Requirements: Count how many lines of the material below have the word "text" and give only the number.

Dataset listings of figures:
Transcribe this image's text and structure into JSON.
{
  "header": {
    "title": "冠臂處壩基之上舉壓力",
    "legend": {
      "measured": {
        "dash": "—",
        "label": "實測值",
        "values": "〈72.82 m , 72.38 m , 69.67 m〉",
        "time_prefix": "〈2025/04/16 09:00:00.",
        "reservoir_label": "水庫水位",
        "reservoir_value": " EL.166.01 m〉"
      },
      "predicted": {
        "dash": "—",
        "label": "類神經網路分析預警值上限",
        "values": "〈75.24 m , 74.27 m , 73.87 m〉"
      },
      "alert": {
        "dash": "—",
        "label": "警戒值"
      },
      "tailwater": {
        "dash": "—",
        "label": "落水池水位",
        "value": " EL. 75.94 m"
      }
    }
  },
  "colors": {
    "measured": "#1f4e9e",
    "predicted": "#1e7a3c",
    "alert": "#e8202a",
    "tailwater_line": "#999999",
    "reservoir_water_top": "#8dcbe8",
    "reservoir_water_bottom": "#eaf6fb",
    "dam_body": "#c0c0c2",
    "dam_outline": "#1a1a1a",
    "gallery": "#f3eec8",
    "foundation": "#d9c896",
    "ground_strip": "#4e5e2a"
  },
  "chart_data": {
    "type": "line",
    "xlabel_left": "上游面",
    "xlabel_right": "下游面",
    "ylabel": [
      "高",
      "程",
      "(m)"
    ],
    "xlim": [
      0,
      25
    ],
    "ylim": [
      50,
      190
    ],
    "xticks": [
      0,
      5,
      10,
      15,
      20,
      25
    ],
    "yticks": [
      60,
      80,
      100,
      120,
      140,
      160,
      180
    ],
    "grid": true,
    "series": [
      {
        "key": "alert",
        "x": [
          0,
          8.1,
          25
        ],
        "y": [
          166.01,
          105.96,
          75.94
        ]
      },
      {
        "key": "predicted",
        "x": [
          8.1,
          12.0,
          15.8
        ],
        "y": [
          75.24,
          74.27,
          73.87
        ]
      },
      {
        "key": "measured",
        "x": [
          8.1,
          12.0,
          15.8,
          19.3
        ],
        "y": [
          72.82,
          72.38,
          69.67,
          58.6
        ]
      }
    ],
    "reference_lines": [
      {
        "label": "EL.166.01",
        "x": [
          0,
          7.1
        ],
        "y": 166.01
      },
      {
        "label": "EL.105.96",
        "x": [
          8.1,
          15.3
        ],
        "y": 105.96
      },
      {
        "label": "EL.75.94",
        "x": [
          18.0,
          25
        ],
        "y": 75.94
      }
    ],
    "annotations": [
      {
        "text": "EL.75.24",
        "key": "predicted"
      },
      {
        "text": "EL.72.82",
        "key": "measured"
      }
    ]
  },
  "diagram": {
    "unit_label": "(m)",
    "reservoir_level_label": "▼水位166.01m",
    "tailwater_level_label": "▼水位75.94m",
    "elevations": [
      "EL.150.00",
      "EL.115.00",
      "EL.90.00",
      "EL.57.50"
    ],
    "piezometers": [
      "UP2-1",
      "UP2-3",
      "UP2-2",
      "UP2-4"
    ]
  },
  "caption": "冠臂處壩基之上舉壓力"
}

Response: 3